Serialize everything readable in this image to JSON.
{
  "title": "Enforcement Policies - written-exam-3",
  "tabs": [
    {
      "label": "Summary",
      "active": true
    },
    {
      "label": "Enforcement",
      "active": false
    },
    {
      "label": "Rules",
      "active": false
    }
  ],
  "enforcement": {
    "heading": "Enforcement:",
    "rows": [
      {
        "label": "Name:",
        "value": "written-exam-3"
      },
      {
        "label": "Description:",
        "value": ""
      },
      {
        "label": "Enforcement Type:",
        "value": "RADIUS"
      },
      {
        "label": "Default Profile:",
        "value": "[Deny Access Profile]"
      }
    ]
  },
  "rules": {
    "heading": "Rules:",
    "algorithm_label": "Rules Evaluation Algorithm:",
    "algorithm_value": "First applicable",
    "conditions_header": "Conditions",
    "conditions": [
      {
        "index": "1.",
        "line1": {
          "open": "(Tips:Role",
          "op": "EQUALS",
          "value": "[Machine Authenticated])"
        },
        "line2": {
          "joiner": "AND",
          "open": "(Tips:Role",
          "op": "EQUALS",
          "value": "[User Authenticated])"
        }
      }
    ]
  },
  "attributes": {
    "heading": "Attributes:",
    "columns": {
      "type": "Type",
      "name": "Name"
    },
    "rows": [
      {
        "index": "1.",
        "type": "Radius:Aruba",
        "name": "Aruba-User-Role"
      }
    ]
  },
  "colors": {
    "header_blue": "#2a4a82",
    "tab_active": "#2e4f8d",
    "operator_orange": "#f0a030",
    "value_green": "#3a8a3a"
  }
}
+---+
» **Required work**
Repeat the entries shown above, every one, word for word.

» **Exercise output**
Serialize everything readable in this image to JSON.
{
  "title": "Enforcement Policies - written-exam-3",
  "tabs": [
    {
      "label": "Summary",
      "active": true
    },
    {
      "label": "Enforcement",
      "active": false
    },
    {
      "label": "Rules",
      "active": false
    }
  ],
  "enforcement": {
    "heading": "Enforcement:",
    "rows": [
      {
        "label": "Name:",
        "value": "written-exam-3"
      },
      {
        "label": "Description:",
        "value": ""
      },
      {
        "label": "Enforcement Type:",
        "value": "RADIUS"
      },
      {
        "label": "Default Profile:",
        "value": "[Deny Access Profile]"
      }
    ]
  },
  "rules": {
    "heading": "Rules:",
    "algorithm_label": "Rules Evaluation Algorithm:",
    "algorithm_value": "First applicable",
    "conditions_header": "Conditions",
    "conditions": [
      {
        "index": "1.",
        "line1": {
          "open": "(Tips:Role",
          "op": "EQUALS",
          "value": "[Machine Authenticated])"
        },
        "line2": {
          "joiner": "AND",
          "open": "(Tips:Role",
          "op": "EQUALS",
          "value": "[User Authenticated])"
        }
      }
    ]
  },
  "attributes": {
    "heading": "Attributes:",
    "columns": {
      "type": "Type",
      "name": "Name"
    },
    "rows": [
      {
        "index": "1.",
        "type": "Radius:Aruba",
        "name": "Aruba-User-Role"
      }
    ]
  },
  "colors": {
    "header_blue": "#2a4a82",
    "tab_active": "#2e4f8d",
    "operator_orange": "#f0a030",
    "value_green": "#3a8a3a"
  }
}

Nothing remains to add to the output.